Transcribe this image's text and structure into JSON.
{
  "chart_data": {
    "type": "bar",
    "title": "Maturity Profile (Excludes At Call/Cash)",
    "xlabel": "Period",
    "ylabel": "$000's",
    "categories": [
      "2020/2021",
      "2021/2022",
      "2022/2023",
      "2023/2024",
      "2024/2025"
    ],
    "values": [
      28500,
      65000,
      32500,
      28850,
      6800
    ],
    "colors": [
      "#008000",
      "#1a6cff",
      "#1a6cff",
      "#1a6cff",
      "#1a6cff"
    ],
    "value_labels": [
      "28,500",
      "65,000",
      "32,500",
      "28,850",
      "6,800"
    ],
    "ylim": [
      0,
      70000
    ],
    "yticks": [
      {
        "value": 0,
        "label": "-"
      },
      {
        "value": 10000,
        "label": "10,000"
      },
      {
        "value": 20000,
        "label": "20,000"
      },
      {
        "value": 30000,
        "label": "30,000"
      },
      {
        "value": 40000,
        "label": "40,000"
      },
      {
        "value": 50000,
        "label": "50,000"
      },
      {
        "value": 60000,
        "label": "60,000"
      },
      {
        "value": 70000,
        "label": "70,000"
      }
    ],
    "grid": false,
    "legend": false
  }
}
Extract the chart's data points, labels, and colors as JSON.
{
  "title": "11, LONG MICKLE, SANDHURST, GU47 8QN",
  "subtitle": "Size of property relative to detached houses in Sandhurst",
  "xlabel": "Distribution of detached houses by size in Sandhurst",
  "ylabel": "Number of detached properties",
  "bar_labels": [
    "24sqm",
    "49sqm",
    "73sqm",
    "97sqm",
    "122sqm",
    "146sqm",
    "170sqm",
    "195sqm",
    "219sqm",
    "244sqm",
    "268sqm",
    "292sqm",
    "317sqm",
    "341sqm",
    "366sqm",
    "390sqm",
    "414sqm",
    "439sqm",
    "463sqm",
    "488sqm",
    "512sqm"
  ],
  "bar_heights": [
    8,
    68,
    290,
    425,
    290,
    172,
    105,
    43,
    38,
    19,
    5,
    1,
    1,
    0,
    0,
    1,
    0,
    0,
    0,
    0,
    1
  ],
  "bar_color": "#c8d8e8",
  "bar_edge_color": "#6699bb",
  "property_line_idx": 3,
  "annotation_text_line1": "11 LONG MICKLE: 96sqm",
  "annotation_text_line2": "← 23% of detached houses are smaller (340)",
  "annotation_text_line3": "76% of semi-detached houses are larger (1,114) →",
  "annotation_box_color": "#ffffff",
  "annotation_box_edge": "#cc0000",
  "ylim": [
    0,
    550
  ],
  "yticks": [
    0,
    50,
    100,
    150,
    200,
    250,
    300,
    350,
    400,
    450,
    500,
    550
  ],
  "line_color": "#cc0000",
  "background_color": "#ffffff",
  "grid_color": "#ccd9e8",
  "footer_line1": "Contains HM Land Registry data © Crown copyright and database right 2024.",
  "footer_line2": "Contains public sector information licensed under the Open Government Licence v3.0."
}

-------------------------

What to work on: Figure out how many lines above include the string "ffffff", then report that number and nothing else.

Task solution: 2